* **What is asked**
Omit the pictures, then reproduce every remaining record exactly.

* **Source records**
________
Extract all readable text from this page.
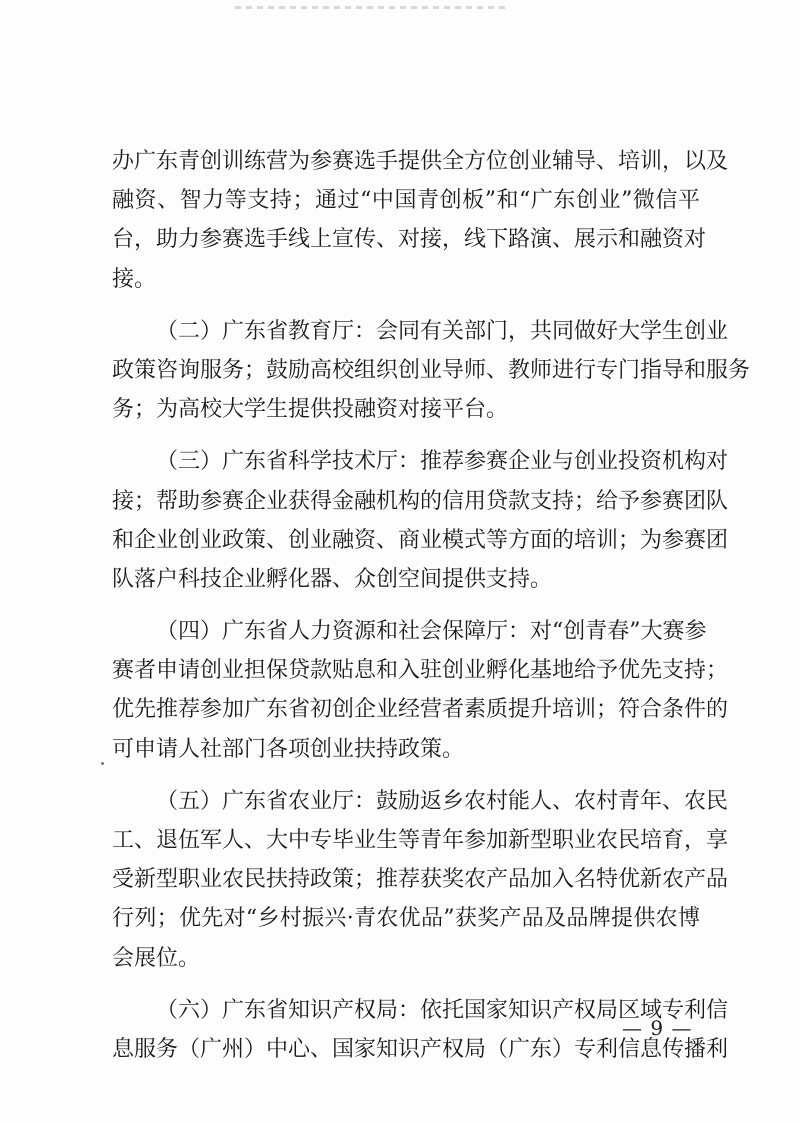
办广东青创训练营为参赛选手提供全方位创业辅导、培训，以及
融资、智力等支持；通过“中国青创板”和“广东创业”微信平
台，助力参赛选手线上宣传、对接，线下路演、展示和融资对
接。
（二）广东省教育厅：会同有关部门，共同做好大学生创业
政策咨询服务；鼓励高校组织创业导师、教师进行专门指导和服务
务；为高校大学生提供投融资对接平台。
（三）广东省科学技术厅：推荐参赛企业与创业投资机构对
接；帮助参赛企业获得金融机构的信用贷款支持；给予参赛团队
和企业创业政策、创业融资、商业模式等方面的培训；为参赛团
队落户科技企业孵化器、众创空间提供支持。
（四）广东省人力资源和社会保障厅：对“创青春”大赛参
赛者申请创业担保贷款贴息和入驻创业孵化基地给予优先支持；
优先推荐参加广东省初创企业经营者素质提升培训；符合条件的
可申请人社部门各项创业扶持政策。
（五）广东省农业厅：鼓励返乡农村能人、农村青年、农民
工、退伍军人、大中专毕业生等青年参加新型职业农民培育，享
受新型职业农民扶持政策；推荐获奖农产品加入名特优新农产品
行列；优先对“乡村振兴·青农优品”获奖产品及品牌提供农博
会展位。
（六）广东省知识产权局：依托国家知识产权局区域专利信
息服务（广州）中心、国家知识产权局（广东）专利信息传播利
— 9 —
________
* **Written response**
Extract all readable text from this page.
办广东青创训练营为参赛选手提供全方位创业辅导、培训，以及
融资、智力等支持；通过“中国青创板”和“广东创业”微信平
台，助力参赛选手线上宣传、对接，线下路演、展示和融资对
接。
（二）广东省教育厅：会同有关部门，共同做好大学生创业
政策咨询服务；鼓励高校组织创业导师、教师进行专门指导和服务
务；为高校大学生提供投融资对接平台。
（三）广东省科学技术厅：推荐参赛企业与创业投资机构对
接；帮助参赛企业获得金融机构的信用贷款支持；给予参赛团队
和企业创业政策、创业融资、商业模式等方面的培训；为参赛团
队落户科技企业孵化器、众创空间提供支持。
（四）广东省人力资源和社会保障厅：对“创青春”大赛参
赛者申请创业担保贷款贴息和入驻创业孵化基地给予优先支持；
优先推荐参加广东省初创企业经营者素质提升培训；符合条件的
可申请人社部门各项创业扶持政策。
（五）广东省农业厅：鼓励返乡农村能人、农村青年、农民
工、退伍军人、大中专毕业生等青年参加新型职业农民培育，享
受新型职业农民扶持政策；推荐获奖农产品加入名特优新农产品
行列；优先对“乡村振兴·青农优品”获奖产品及品牌提供农博
会展位。
（六）广东省知识产权局：依托国家知识产权局区域专利信
息服务（广州）中心、国家知识产权局（广东）专利信息传播利
— 9 —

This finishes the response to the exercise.